Task list:
(1) Answer these questions using the film rankings:
(a) Who wrote Summer of 84?
(b) What number is Assassination Nation given in the rankings?
(c) What does the writer call Assassination Nation the equivalent of?
(2) Write out the part of the film rankings starting with "#6: Assassination Nation" and going on through "not being heard.", word for word.

Selected excerpt:
====================
#7: Summer of 84
On the surface, this seems like just another 80s retro retread of The Goonies, The Explorers, etc., but to not recognize the subversion that is taking place under the surface of this story is to do disservice to the writing of Matt Leslie & Stephen Smith, not to mention the restrained direction of trio, RKSS (Turbo Kid). While the film heartily imbibes 80s nostalgia, it is decaying the very foundations that our nostalgia is based on. What makes this my favorite horror film of 2018 is how it investigates why we romanticize the past and how that romantic lens lends to the decay of society.
#6: Assassination Nation
Assassination Nation is the equivalent of a cultural fire-and-brimstone sermon from the pulpit of the disenfranchised to those in power. Smart, stylish, hysterical, and visceral, the film moves from commentary on the age of social media to the ineffectiveness of empty virtue signaling to a dystopian vision which feels potentially possible in the world today. I was enraptured, convicted, and came out of the theater emboldened to find ways to lift up voices that are not being heard.
====================
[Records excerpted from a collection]
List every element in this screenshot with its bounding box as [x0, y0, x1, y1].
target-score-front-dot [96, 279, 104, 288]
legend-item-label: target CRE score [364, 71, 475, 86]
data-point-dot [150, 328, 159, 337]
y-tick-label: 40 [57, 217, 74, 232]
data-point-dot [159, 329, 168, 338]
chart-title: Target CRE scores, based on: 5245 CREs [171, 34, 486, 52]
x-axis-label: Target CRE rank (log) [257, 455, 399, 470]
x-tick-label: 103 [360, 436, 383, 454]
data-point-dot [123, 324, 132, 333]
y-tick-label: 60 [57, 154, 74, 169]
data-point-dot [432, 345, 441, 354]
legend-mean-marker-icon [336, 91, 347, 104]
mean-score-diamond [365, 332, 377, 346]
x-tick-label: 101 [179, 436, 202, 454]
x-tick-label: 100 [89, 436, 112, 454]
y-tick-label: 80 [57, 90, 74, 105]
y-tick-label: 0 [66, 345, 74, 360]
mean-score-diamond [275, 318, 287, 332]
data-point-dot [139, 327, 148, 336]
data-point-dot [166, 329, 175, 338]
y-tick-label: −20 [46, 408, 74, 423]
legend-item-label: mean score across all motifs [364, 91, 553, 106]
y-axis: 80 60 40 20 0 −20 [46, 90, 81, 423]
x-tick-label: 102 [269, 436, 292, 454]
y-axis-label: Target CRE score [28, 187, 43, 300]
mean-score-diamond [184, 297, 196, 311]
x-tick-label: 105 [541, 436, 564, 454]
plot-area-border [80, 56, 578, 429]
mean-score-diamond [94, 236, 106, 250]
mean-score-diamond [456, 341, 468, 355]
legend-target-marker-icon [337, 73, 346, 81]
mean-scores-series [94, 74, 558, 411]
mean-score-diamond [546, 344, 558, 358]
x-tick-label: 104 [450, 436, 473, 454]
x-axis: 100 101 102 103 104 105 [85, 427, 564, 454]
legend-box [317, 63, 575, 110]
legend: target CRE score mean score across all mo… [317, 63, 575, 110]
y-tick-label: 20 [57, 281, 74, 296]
====================
Answers to the problems:
(1)
(a) Matt Leslie & Stephen Smith
(b) #6
(c) A cultural fire-and-brimstone sermon from the pulpit of the disenfranchised to those in power

(2)
#6: Assassination Nation
Assassination Nation is the equivalent of a cultural fire-and-brimstone sermon from the pulpit of the disenfranchised to those in power. Smart, stylish, hysterical, and visceral, the film moves from commentary on the age of social media to the ineffectiveness of empty virtue signaling to a dystopian vision which feels potentially possible in the world today. I was enraptured, convicted, and came out of the theater emboldened to find ways to lift up voices that are not being heard.